Material to process:
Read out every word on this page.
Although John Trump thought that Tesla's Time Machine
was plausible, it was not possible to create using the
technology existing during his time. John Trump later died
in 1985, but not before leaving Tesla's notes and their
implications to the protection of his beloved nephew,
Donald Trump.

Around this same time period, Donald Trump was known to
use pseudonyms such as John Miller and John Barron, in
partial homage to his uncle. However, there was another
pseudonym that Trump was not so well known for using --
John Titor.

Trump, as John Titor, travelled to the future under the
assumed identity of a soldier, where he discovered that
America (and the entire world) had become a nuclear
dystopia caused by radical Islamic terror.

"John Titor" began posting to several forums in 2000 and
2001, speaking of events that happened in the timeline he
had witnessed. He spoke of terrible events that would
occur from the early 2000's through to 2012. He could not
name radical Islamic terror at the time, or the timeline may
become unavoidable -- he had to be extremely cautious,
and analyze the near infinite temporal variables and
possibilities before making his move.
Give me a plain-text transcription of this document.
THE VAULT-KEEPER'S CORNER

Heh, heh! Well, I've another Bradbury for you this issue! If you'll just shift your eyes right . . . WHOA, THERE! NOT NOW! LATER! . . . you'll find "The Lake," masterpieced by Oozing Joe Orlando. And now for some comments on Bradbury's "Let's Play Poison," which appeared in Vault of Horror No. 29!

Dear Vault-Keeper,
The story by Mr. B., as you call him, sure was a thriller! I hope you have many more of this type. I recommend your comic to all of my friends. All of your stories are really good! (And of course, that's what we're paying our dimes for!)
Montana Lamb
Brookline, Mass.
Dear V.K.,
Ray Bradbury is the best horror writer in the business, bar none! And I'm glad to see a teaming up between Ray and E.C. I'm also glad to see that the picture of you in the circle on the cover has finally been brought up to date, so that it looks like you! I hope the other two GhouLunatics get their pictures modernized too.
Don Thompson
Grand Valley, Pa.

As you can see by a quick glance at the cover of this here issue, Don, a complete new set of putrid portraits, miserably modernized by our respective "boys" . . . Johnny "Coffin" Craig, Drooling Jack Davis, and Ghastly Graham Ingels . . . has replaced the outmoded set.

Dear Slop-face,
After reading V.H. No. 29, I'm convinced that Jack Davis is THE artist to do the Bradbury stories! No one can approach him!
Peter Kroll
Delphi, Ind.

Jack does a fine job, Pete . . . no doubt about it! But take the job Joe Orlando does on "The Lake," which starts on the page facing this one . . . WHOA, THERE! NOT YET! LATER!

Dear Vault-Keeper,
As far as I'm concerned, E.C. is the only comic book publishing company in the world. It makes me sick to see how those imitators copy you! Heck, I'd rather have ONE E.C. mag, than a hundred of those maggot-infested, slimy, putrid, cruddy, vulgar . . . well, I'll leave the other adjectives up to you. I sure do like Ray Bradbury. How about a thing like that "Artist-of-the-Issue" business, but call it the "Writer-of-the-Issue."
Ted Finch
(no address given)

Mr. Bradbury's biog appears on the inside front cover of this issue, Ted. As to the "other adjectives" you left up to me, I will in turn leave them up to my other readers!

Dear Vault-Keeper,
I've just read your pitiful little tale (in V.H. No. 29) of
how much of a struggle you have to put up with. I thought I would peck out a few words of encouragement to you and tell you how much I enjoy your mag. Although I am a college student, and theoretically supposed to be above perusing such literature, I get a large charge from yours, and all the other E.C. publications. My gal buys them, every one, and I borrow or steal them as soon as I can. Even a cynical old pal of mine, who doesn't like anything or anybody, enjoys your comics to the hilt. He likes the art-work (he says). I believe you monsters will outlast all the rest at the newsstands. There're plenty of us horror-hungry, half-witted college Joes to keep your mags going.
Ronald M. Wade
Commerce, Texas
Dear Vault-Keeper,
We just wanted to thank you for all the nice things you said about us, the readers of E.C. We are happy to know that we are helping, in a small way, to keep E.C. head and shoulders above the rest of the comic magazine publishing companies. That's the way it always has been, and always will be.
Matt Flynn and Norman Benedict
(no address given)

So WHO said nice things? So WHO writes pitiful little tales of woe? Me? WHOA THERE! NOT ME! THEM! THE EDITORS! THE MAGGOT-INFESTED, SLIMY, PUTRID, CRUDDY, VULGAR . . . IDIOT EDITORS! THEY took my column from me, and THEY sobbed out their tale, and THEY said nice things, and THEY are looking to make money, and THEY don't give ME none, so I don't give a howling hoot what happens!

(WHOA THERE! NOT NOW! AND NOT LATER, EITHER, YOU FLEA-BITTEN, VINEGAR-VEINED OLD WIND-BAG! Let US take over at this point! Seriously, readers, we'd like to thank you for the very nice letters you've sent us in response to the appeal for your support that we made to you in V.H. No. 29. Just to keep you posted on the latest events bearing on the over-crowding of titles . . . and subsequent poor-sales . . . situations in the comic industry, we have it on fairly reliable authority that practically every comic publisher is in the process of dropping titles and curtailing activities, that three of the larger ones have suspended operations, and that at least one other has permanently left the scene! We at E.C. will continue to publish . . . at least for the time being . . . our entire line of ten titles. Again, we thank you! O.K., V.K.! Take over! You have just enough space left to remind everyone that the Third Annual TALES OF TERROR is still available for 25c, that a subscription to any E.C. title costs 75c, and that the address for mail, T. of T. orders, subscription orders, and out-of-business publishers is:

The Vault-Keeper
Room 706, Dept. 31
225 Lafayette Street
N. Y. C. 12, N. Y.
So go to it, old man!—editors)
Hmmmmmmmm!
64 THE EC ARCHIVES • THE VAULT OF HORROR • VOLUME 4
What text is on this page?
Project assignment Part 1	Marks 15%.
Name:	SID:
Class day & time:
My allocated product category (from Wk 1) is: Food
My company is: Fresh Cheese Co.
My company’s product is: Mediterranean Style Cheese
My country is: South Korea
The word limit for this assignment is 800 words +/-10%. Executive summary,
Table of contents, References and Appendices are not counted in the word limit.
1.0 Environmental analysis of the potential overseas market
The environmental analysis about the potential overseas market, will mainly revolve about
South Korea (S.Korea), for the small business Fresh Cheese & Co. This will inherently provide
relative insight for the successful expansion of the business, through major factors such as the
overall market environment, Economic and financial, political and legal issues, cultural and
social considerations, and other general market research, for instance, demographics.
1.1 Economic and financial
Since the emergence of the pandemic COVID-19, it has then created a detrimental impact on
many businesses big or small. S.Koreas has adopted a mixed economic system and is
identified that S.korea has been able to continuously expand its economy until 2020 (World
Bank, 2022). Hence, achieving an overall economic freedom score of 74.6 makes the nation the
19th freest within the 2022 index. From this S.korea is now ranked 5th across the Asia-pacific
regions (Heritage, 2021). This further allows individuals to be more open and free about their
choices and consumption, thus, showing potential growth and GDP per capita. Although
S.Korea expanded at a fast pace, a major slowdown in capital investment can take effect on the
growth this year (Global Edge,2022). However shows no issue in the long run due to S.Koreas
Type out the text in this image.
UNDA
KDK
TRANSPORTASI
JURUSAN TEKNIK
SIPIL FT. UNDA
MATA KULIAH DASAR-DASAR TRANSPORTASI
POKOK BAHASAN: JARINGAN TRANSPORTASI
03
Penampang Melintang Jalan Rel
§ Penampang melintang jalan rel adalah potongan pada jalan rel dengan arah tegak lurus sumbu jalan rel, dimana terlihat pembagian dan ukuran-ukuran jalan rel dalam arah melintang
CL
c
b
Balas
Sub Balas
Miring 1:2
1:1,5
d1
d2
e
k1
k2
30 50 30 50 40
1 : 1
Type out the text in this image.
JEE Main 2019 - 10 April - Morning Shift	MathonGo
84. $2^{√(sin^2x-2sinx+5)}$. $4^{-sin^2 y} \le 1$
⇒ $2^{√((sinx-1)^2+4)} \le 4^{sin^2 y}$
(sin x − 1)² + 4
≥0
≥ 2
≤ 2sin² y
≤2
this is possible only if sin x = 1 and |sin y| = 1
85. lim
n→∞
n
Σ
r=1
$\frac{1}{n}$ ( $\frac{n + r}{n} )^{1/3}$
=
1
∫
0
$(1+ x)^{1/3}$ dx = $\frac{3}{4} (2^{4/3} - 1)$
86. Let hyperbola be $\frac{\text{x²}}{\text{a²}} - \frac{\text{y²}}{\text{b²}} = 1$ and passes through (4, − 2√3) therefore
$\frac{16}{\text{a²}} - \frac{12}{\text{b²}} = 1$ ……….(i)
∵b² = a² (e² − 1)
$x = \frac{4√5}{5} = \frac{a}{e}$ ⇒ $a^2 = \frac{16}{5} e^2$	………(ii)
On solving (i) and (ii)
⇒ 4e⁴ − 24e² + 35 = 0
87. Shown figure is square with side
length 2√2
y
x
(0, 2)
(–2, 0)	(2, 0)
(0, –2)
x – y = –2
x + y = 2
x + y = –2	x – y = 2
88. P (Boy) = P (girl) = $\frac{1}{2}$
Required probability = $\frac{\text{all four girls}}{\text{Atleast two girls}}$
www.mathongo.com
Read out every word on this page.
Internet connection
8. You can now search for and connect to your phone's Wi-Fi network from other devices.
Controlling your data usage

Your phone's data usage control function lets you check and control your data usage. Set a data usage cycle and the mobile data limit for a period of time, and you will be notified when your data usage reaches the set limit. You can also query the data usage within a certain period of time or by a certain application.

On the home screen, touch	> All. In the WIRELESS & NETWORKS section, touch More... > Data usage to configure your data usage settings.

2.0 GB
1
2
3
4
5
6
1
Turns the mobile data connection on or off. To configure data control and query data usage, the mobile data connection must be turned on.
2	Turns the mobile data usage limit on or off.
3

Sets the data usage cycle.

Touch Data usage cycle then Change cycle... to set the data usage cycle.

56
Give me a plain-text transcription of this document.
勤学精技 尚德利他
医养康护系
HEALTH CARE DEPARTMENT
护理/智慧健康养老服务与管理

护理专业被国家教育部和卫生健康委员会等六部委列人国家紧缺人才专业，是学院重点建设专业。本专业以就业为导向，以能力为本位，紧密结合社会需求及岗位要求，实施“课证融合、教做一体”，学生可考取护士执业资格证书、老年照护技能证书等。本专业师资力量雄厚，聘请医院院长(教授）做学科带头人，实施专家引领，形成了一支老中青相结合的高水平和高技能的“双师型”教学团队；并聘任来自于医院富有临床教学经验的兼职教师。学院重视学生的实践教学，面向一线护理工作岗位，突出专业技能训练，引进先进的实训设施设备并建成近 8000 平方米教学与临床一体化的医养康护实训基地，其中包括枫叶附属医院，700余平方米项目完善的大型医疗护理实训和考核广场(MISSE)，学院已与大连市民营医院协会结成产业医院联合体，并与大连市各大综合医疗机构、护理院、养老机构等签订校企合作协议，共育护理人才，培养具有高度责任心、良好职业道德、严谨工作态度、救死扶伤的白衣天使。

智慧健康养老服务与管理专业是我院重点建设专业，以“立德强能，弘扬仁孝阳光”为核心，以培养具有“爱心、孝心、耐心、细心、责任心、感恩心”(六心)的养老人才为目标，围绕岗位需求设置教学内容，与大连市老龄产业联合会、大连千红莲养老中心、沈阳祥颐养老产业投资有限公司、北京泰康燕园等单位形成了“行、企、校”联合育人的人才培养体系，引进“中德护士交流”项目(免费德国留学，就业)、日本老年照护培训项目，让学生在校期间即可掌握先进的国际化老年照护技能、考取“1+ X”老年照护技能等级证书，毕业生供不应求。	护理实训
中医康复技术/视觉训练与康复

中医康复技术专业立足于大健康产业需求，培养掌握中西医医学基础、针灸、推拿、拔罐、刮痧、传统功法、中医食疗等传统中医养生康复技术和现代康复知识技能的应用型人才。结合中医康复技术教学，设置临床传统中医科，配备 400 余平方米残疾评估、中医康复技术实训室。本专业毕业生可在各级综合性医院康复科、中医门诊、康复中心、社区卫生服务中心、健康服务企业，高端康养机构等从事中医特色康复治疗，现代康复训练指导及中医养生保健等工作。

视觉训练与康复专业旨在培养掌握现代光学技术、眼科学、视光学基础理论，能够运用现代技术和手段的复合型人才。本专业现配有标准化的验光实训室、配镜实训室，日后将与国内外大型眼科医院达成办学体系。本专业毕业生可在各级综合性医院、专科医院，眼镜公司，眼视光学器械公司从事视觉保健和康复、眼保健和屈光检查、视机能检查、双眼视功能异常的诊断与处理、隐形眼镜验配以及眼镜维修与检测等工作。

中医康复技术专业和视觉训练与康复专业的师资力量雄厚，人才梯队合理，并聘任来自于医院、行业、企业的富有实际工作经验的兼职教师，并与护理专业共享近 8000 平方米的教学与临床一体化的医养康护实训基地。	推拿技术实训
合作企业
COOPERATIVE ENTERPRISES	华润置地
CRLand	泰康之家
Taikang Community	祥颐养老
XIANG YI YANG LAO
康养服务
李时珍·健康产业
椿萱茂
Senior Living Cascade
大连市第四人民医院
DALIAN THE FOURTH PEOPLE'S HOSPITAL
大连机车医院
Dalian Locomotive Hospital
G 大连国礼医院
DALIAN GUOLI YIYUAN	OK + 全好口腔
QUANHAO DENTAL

Task:
Using the listing, collect all lines in which the string "small" is found.

Finished exercise:
We just wanted to thank you for all the nice things you said about us, the readers of E.C. We are happy to know that we are helping, in a small way, to keep E.C. head and shoulders above the rest of the comic magazine publishing companies. That's the way it always has been, and always will be.
South Korea (S.Korea), for the small business Fresh Cheese & Co. This will inherently provide
many businesses big or small. S.Koreas has adopted a mixed economic system and is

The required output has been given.